## DATASET CONTENT
◇ ◇ ◇ ◇ ◇

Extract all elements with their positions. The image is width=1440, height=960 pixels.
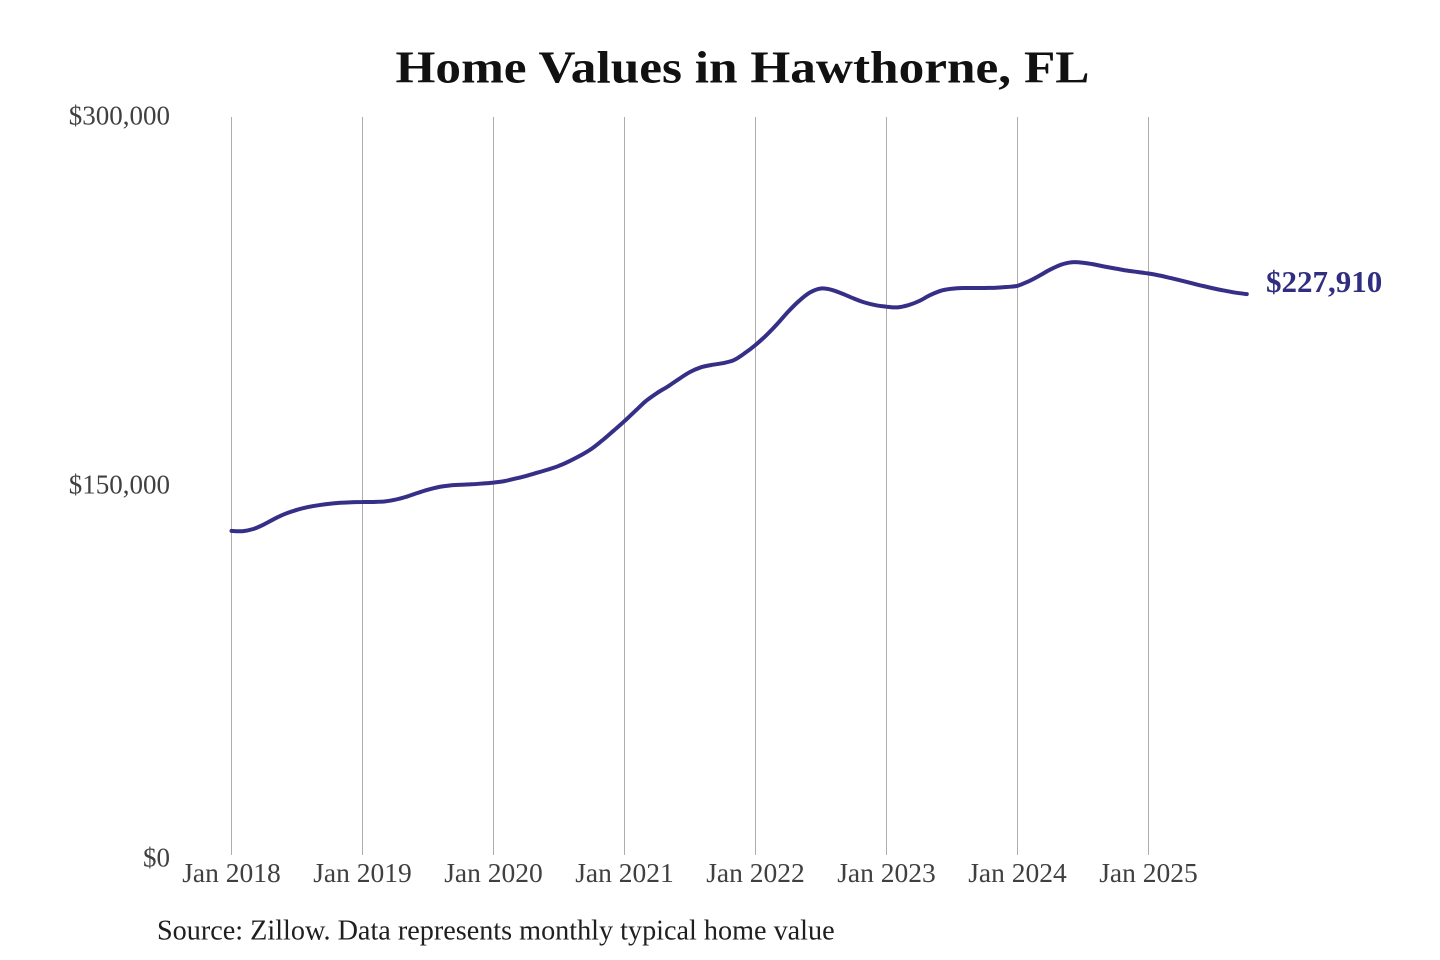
svg-text:Jan 2018: Jan 2018 — [182, 857, 281, 888]
svg-text:Jan 2022: Jan 2022 — [706, 857, 805, 888]
svg-text:$300,000: $300,000 — [69, 101, 170, 131]
svg-text:Source: Zillow. Data represent: Source: Zillow. Data represents monthly … — [157, 916, 835, 947]
svg-text:$227,910: $227,910 — [1266, 264, 1382, 299]
svg-text:Jan 2023: Jan 2023 — [837, 857, 936, 888]
svg-text:Jan 2019: Jan 2019 — [313, 857, 412, 888]
svg-text:Jan 2024: Jan 2024 — [968, 857, 1067, 888]
svg-text:Home Values in Hawthorne, FL: Home Values in Hawthorne, FL — [396, 43, 1090, 92]
svg-text:Jan 2021: Jan 2021 — [575, 857, 674, 888]
svg-text:Jan 2025: Jan 2025 — [1099, 857, 1198, 888]
svg-text:Jan 2020: Jan 2020 — [444, 857, 543, 888]
svg-text:$0: $0 — [143, 843, 170, 873]
svg-text:$150,000: $150,000 — [69, 470, 170, 500]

◇ ◇ ◇ ◇ ◇

## SHORT PROBLEM
Rewrite the material from the line containing "svg-text:Jan 2018: Jan" through the last line, inclusive, replacing "Home Values" with "Property Values" and leaving everything else as it is.

## RESPONSE
svg-text:Jan 2018: Jan 2018 — [182, 857, 281, 888]
svg-text:Jan 2022: Jan 2022 — [706, 857, 805, 888]
svg-text:$300,000: $300,000 — [69, 101, 170, 131]
svg-text:Source: Zillow. Data represent: Source: Zillow. Data represents monthly … — [157, 916, 835, 947]
svg-text:$227,910: $227,910 — [1266, 264, 1382, 299]
svg-text:Jan 2023: Jan 2023 — [837, 857, 936, 888]
svg-text:Jan 2019: Jan 2019 — [313, 857, 412, 888]
svg-text:Jan 2024: Jan 2024 — [968, 857, 1067, 888]
svg-text:Property Values in Hawthorne, FL: Property Values in Hawthorne, FL — [396, 43, 1090, 92]
svg-text:Jan 2021: Jan 2021 — [575, 857, 674, 888]
svg-text:Jan 2025: Jan 2025 — [1099, 857, 1198, 888]
svg-text:Jan 2020: Jan 2020 — [444, 857, 543, 888]
svg-text:$0: $0 — [143, 843, 170, 873]
svg-text:$150,000: $150,000 — [69, 470, 170, 500]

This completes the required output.